> Task prompt
Go through the records and extract every line with the word "einen".

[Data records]
--

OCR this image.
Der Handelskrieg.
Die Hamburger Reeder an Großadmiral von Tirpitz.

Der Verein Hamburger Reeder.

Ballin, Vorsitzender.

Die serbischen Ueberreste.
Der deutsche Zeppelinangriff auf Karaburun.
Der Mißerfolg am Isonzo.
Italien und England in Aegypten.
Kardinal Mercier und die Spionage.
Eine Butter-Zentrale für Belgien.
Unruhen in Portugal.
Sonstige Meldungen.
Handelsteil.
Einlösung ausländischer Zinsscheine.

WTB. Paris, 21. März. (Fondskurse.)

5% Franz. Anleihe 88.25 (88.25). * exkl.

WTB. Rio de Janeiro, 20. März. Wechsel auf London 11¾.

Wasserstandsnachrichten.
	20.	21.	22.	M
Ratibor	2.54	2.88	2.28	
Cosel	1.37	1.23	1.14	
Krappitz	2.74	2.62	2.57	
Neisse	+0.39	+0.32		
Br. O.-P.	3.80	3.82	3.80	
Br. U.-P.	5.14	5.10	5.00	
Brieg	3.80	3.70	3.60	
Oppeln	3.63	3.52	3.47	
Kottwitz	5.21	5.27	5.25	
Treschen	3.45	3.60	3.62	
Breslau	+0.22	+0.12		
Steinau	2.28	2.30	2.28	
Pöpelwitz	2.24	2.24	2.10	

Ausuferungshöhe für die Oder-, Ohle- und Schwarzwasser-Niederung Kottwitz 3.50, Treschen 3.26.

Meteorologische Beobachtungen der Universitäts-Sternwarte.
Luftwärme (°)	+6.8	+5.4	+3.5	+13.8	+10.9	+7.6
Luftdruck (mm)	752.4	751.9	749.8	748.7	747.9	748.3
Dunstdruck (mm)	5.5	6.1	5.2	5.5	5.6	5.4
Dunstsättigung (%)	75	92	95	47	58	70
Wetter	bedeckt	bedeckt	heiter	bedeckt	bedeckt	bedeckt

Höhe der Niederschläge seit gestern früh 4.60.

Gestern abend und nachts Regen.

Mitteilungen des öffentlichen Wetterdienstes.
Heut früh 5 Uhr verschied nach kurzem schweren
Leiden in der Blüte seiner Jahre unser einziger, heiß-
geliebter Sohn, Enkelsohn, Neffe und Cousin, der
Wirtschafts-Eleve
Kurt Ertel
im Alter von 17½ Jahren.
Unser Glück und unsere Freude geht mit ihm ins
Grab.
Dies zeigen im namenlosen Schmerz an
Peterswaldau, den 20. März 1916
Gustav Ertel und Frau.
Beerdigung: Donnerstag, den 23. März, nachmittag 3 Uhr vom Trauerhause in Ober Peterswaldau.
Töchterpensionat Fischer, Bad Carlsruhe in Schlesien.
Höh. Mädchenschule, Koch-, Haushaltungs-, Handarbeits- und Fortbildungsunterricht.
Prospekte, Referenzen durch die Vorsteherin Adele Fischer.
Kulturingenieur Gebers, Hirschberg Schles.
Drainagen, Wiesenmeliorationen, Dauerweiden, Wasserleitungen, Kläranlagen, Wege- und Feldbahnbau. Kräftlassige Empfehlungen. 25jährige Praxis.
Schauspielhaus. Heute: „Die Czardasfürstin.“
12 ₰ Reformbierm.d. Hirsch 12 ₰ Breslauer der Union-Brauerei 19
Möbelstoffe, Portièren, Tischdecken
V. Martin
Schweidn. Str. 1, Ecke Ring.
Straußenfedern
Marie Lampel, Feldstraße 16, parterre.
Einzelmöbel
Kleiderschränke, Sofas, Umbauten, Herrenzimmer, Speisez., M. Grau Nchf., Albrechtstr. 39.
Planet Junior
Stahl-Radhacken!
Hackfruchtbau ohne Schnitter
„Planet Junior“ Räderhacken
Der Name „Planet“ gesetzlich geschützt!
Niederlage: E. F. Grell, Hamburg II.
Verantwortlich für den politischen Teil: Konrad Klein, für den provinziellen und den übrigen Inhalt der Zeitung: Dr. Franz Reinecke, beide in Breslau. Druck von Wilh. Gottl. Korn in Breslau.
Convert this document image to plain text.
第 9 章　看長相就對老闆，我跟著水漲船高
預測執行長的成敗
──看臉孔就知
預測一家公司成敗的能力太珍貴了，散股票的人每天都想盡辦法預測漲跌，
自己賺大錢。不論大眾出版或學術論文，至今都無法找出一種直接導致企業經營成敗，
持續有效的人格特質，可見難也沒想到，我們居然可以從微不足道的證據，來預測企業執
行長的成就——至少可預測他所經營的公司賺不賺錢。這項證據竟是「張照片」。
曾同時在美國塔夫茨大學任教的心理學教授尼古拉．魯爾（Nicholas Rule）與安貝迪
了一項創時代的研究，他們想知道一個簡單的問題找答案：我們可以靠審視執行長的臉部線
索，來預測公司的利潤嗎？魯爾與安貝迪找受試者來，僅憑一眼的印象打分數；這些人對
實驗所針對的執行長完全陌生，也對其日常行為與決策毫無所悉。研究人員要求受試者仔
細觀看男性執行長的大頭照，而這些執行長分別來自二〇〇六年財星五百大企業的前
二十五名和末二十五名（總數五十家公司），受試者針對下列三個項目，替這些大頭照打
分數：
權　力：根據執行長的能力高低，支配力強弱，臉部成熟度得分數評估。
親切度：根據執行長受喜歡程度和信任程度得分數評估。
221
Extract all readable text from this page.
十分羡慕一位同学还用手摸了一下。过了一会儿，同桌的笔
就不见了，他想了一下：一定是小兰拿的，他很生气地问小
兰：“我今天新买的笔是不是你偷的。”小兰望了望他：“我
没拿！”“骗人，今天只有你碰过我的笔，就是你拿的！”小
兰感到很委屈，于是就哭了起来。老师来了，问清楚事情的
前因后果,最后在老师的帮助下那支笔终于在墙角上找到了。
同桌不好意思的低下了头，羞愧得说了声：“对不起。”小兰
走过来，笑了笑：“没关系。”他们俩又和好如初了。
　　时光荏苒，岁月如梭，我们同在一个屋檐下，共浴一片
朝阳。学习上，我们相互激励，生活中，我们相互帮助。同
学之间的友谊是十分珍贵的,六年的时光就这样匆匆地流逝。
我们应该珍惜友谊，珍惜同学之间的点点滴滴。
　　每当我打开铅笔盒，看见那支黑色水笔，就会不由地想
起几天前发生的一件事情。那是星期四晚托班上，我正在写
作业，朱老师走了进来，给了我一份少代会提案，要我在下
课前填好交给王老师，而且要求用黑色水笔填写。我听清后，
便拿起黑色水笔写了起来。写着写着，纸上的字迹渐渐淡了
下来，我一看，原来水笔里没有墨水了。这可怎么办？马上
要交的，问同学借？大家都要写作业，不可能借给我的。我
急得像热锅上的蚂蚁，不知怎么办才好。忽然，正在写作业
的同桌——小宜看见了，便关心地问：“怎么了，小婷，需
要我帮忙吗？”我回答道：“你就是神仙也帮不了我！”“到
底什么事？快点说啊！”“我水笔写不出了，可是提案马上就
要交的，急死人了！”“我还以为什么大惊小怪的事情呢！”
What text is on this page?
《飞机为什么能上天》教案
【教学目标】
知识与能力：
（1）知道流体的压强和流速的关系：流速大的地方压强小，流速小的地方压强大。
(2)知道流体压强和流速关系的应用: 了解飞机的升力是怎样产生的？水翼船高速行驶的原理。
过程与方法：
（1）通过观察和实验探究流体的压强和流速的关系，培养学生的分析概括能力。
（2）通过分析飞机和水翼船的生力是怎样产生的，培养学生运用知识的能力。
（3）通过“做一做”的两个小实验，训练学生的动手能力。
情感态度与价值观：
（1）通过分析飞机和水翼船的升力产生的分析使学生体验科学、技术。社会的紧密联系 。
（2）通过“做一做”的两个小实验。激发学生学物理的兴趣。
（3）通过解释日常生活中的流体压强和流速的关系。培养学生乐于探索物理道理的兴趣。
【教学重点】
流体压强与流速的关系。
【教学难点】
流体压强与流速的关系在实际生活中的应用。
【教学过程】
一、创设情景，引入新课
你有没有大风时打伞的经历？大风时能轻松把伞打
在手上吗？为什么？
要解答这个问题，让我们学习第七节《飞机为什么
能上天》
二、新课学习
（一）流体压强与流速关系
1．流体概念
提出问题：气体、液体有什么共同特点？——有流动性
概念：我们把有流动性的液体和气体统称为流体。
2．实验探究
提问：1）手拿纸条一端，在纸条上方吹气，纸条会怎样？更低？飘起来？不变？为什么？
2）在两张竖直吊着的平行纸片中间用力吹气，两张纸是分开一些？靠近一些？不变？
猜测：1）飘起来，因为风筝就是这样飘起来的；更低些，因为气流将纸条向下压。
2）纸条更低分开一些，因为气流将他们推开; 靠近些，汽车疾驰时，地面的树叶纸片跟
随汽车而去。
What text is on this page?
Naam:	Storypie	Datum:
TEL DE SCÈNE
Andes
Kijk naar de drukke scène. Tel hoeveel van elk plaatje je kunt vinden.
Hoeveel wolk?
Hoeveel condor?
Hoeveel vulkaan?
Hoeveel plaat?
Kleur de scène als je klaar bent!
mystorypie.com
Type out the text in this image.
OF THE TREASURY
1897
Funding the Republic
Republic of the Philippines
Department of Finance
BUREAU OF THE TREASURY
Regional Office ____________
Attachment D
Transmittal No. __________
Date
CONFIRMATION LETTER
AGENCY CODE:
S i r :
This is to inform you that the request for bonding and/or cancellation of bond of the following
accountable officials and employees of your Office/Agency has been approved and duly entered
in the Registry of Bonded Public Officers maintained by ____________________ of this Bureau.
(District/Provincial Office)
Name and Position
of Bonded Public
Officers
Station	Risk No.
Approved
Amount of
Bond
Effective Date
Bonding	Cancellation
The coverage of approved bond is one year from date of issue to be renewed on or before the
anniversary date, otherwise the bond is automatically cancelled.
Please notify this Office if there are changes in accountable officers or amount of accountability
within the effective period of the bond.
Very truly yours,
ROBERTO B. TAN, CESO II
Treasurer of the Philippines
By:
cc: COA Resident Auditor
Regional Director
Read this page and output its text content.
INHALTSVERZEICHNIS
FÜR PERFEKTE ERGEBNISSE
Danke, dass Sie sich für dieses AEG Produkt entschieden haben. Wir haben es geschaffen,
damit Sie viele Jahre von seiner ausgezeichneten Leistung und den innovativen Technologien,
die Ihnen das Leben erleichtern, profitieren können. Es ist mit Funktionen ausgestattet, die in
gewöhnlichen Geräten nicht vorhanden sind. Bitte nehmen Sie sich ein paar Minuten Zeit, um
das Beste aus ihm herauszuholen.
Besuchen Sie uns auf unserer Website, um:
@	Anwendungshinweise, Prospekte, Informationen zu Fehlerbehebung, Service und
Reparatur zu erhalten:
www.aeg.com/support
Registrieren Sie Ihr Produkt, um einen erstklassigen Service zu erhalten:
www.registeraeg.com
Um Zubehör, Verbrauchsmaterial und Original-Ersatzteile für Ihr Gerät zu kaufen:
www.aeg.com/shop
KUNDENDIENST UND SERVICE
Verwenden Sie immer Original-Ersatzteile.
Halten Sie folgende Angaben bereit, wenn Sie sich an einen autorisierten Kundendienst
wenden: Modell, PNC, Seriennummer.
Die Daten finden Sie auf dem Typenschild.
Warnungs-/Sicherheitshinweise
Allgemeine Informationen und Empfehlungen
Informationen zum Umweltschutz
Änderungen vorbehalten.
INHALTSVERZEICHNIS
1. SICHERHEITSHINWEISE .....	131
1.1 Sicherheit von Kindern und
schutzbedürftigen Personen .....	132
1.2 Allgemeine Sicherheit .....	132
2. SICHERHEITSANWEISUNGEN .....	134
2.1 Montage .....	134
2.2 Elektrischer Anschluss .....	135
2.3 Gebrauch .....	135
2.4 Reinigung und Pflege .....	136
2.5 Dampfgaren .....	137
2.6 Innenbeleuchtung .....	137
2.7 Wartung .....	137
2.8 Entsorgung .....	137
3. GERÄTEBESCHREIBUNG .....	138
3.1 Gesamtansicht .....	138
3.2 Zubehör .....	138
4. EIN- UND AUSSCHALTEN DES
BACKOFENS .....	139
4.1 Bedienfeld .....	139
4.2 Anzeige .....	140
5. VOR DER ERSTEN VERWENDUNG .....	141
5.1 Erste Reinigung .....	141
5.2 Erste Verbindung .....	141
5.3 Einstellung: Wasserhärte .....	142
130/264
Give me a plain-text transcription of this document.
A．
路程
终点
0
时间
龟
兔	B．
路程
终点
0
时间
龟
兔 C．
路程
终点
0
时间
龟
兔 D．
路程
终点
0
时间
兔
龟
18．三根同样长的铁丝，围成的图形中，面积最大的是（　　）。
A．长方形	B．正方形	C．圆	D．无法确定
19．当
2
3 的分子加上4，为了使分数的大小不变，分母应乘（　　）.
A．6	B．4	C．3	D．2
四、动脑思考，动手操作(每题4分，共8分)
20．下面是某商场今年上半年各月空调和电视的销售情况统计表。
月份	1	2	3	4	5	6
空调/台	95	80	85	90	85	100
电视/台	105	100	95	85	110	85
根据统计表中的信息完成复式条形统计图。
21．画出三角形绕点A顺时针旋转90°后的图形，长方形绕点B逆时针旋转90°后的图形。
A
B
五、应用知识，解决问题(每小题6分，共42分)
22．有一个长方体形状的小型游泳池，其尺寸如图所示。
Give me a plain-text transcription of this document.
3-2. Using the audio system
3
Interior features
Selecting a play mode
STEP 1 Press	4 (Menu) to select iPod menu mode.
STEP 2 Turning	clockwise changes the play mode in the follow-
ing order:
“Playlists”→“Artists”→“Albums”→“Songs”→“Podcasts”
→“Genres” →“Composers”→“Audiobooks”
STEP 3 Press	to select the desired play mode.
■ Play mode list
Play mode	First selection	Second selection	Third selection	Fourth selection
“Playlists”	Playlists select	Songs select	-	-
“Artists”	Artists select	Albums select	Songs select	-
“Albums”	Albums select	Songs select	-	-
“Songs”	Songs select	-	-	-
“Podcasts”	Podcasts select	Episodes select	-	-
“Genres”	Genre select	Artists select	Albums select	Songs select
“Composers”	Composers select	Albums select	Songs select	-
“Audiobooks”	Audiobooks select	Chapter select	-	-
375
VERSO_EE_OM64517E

--

> Solved problem
Registrieren Sie Ihr Produkt, um einen erstklassigen Service zu erhalten:
Halten Sie folgende Angaben bereit, wenn Sie sich an einen autorisierten Kundendienst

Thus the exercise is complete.